REQUEST: Copy every line of the material below word for word.

Collected data:

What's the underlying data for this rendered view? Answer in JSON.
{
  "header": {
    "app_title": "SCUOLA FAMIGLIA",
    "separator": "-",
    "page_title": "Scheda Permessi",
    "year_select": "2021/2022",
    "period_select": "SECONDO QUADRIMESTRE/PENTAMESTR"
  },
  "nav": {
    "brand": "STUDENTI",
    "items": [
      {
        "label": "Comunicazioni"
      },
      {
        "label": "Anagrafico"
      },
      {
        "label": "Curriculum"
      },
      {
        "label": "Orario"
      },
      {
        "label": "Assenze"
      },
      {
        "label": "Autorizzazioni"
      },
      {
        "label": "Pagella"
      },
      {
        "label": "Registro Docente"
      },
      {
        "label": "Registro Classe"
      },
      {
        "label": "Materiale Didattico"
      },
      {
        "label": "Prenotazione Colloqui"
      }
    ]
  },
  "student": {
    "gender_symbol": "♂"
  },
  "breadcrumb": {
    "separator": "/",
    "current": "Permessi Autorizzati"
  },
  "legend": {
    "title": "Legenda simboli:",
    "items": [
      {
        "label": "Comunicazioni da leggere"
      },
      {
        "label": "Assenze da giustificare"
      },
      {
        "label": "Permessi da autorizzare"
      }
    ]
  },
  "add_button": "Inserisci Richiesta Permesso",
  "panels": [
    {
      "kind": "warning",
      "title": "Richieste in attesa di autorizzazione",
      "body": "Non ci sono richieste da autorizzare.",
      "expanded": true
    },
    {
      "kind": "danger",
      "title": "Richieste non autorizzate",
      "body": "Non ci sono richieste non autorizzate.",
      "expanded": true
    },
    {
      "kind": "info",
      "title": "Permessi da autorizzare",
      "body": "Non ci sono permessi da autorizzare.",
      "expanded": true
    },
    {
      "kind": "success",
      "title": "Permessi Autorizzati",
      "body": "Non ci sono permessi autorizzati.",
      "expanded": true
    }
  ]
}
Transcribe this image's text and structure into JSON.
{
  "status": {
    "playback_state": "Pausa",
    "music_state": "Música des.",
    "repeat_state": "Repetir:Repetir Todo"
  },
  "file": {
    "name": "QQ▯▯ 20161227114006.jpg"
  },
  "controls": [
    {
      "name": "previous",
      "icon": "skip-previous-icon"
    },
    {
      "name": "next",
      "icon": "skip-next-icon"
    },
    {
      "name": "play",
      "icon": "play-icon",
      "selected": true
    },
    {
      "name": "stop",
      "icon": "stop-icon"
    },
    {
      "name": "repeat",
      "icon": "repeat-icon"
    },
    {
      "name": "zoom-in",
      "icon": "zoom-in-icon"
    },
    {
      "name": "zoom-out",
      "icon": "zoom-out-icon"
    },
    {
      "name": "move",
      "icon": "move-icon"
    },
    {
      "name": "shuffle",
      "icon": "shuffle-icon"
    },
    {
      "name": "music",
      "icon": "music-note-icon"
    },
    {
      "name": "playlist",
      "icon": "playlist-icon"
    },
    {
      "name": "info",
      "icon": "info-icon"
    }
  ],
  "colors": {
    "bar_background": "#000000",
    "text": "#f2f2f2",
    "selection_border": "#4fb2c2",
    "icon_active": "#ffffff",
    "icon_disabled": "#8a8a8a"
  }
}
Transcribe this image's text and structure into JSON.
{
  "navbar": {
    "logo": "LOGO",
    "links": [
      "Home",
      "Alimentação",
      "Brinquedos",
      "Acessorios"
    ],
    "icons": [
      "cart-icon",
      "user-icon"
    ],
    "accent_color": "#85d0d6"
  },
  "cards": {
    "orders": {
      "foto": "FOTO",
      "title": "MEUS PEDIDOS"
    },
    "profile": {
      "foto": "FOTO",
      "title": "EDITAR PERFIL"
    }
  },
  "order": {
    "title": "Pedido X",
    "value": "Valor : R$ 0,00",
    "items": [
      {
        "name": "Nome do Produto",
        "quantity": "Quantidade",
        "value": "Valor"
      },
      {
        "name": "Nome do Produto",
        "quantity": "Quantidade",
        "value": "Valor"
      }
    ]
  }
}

EXERCISE ANSWER:
What's the underlying data for this rendered view? Answer in JSON.
{
  "header": {
    "app_title": "SCUOLA FAMIGLIA",
    "separator": "-",
    "page_title": "Scheda Permessi",
    "year_select": "2021/2022",
    "period_select": "SECONDO QUADRIMESTRE/PENTAMESTR"
  },
  "nav": {
    "brand": "STUDENTI",
    "items": [
      {
        "label": "Comunicazioni"
      },
      {
        "label": "Anagrafico"
      },
      {
        "label": "Curriculum"
      },
      {
        "label": "Orario"
      },
      {
        "label": "Assenze"
      },
      {
        "label": "Autorizzazioni"
      },
      {
        "label": "Pagella"
      },
      {
        "label": "Registro Docente"
      },
      {
        "label": "Registro Classe"
      },
      {
        "label": "Materiale Didattico"
      },
      {
        "label": "Prenotazione Colloqui"
      }
    ]
  },
  "student": {
    "gender_symbol": "♂"
  },
  "breadcrumb": {
    "separator": "/",
    "current": "Permessi Autorizzati"
  },
  "legend": {
    "title": "Legenda simboli:",
    "items": [
      {
        "label": "Comunicazioni da leggere"
      },
      {
        "label": "Assenze da giustificare"
      },
      {
        "label": "Permessi da autorizzare"
      }
    ]
  },
  "add_button": "Inserisci Richiesta Permesso",
  "panels": [
    {
      "kind": "warning",
      "title": "Richieste in attesa di autorizzazione",
      "body": "Non ci sono richieste da autorizzare.",
      "expanded": true
    },
    {
      "kind": "danger",
      "title": "Richieste non autorizzate",
      "body": "Non ci sono richieste non autorizzate.",
      "expanded": true
    },
    {
      "kind": "info",
      "title": "Permessi da autorizzare",
      "body": "Non ci sono permessi da autorizzare.",
      "expanded": true
    },
    {
      "kind": "success",
      "title": "Permessi Autorizzati",
      "body": "Non ci sono permessi autorizzati.",
      "expanded": true
    }
  ]
}
Transcribe this image's text and structure into JSON.
{
  "status": {
    "playback_state": "Pausa",
    "music_state": "Música des.",
    "repeat_state": "Repetir:Repetir Todo"
  },
  "file": {
    "name": "QQ▯▯ 20161227114006.jpg"
  },
  "controls": [
    {
      "name": "previous",
      "icon": "skip-previous-icon"
    },
    {
      "name": "next",
      "icon": "skip-next-icon"
    },
    {
      "name": "play",
      "icon": "play-icon",
      "selected": true
    },
    {
      "name": "stop",
      "icon": "stop-icon"
    },
    {
      "name": "repeat",
      "icon": "repeat-icon"
    },
    {
      "name": "zoom-in",
      "icon": "zoom-in-icon"
    },
    {
      "name": "zoom-out",
      "icon": "zoom-out-icon"
    },
    {
      "name": "move",
      "icon": "move-icon"
    },
    {
      "name": "shuffle",
      "icon": "shuffle-icon"
    },
    {
      "name": "music",
      "icon": "music-note-icon"
    },
    {
      "name": "playlist",
      "icon": "playlist-icon"
    },
    {
      "name": "info",
      "icon": "info-icon"
    }
  ],
  "colors": {
    "bar_background": "#000000",
    "text": "#f2f2f2",
    "selection_border": "#4fb2c2",
    "icon_active": "#ffffff",
    "icon_disabled": "#8a8a8a"
  }
}
Transcribe this image's text and structure into JSON.
{
  "navbar": {
    "logo": "LOGO",
    "links": [
      "Home",
      "Alimentação",
      "Brinquedos",
      "Acessorios"
    ],
    "icons": [
      "cart-icon",
      "user-icon"
    ],
    "accent_color": "#85d0d6"
  },
  "cards": {
    "orders": {
      "foto": "FOTO",
      "title": "MEUS PEDIDOS"
    },
    "profile": {
      "foto": "FOTO",
      "title": "EDITAR PERFIL"
    }
  },
  "order": {
    "title": "Pedido X",
    "value": "Valor : R$ 0,00",
    "items": [
      {
        "name": "Nome do Produto",
        "quantity": "Quantidade",
        "value": "Valor"
      },
      {
        "name": "Nome do Produto",
        "quantity": "Quantidade",
        "value": "Valor"
      }
    ]
  }
}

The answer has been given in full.